In the listing lines between the line containing "bar xyxy=(100,567,128,575)" and the line containing "y-tick-label: 60 xyxy=(28,258,50,280)", inclusive, swap every "value-label" for "data-label" and give those lines again with nothing else changed.

A block of data
————

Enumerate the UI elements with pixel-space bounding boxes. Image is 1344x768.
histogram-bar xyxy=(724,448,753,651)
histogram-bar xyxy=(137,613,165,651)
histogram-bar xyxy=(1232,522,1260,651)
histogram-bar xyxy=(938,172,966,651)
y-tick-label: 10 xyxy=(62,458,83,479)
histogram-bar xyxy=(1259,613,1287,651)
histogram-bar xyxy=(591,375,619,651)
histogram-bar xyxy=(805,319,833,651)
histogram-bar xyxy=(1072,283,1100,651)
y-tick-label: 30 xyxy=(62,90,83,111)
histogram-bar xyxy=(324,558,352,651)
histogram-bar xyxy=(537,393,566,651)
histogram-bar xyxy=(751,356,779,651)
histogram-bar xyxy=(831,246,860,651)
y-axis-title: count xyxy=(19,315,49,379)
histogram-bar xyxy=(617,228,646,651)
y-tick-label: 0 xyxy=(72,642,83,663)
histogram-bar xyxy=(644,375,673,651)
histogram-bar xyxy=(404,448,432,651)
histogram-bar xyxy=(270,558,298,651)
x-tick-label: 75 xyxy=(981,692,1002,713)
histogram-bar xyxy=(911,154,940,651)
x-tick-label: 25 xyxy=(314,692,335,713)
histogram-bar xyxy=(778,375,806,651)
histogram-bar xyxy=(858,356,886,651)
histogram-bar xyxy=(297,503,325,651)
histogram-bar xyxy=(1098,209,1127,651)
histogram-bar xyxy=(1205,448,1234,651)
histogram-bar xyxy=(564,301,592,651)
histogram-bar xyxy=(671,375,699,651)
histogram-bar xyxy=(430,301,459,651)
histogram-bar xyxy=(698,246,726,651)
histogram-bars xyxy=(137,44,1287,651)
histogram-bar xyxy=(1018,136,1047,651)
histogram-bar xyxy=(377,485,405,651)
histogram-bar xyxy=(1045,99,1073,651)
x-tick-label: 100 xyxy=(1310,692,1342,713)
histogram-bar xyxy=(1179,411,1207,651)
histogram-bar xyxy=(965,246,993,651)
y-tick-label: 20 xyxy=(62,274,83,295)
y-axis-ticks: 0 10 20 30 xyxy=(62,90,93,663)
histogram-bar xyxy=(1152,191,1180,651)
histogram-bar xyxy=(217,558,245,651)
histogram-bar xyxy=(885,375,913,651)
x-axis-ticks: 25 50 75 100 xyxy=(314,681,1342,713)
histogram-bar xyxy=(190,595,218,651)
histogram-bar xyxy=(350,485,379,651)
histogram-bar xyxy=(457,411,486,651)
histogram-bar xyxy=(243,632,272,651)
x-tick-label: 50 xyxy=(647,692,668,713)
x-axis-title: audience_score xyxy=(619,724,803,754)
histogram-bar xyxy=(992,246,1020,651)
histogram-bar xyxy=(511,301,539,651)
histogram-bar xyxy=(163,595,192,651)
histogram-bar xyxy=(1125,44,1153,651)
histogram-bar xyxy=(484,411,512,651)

————

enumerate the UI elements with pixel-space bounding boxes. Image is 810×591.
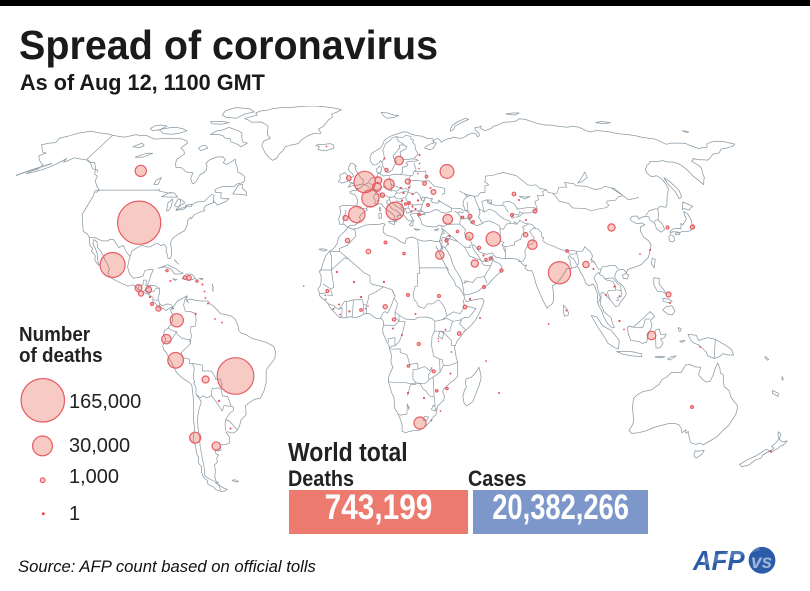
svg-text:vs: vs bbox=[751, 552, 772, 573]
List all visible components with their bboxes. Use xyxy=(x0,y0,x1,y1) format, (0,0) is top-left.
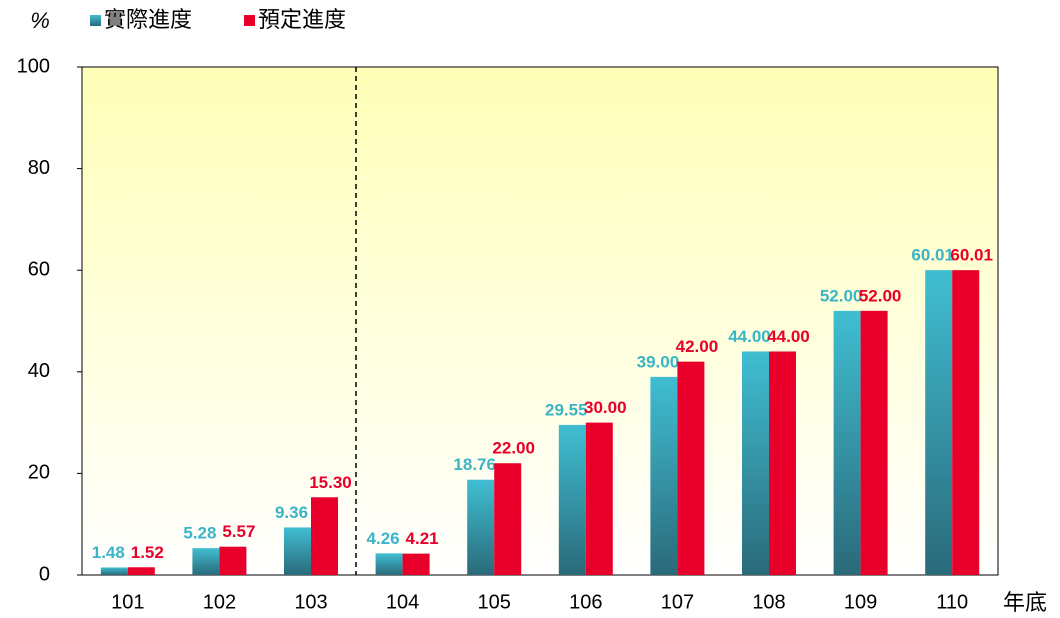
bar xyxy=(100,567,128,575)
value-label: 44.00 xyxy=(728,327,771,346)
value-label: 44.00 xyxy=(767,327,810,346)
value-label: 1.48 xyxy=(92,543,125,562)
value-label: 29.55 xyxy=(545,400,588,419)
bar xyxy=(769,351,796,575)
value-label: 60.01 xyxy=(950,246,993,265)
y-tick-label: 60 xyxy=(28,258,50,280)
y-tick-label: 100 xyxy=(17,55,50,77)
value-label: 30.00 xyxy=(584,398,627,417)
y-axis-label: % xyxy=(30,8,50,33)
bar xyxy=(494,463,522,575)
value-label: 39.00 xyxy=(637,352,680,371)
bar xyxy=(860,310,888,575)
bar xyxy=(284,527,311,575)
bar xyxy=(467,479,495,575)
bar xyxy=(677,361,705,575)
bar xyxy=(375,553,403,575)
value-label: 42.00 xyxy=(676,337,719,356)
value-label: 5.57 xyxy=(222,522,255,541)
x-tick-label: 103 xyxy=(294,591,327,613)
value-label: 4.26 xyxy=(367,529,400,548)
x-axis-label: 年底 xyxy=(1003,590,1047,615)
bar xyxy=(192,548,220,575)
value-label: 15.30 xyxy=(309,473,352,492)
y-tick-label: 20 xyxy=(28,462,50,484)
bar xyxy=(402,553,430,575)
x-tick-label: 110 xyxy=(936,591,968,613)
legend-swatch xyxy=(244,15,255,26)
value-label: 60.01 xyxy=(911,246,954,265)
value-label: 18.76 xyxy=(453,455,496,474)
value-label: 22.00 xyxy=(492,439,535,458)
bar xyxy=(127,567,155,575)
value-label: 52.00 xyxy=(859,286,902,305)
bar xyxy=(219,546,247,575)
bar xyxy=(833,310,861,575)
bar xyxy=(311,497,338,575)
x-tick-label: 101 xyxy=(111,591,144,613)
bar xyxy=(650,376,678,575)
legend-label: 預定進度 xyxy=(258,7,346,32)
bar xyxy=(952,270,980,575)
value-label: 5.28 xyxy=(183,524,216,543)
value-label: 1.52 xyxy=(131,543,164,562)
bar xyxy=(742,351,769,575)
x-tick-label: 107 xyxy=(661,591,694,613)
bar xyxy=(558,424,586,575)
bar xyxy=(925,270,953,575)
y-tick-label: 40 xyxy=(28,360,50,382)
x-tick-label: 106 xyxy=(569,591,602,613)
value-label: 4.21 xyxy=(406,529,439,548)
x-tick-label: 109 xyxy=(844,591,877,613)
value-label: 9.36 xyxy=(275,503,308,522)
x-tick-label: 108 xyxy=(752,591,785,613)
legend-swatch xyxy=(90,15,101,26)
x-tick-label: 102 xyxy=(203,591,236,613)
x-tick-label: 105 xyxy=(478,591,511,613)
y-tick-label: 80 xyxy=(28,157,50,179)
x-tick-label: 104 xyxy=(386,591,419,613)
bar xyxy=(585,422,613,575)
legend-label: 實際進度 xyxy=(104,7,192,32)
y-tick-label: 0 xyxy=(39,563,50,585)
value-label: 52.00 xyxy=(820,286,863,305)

————

Result of the exercise.
bar xyxy=(100,567,128,575)
data-label: 44.00 xyxy=(728,327,771,346)
data-label: 44.00 xyxy=(767,327,810,346)
data-label: 1.48 xyxy=(92,543,125,562)
data-label: 29.55 xyxy=(545,400,588,419)
bar xyxy=(769,351,796,575)
data-label: 60.01 xyxy=(950,246,993,265)
y-tick-label: 60 xyxy=(28,258,50,280)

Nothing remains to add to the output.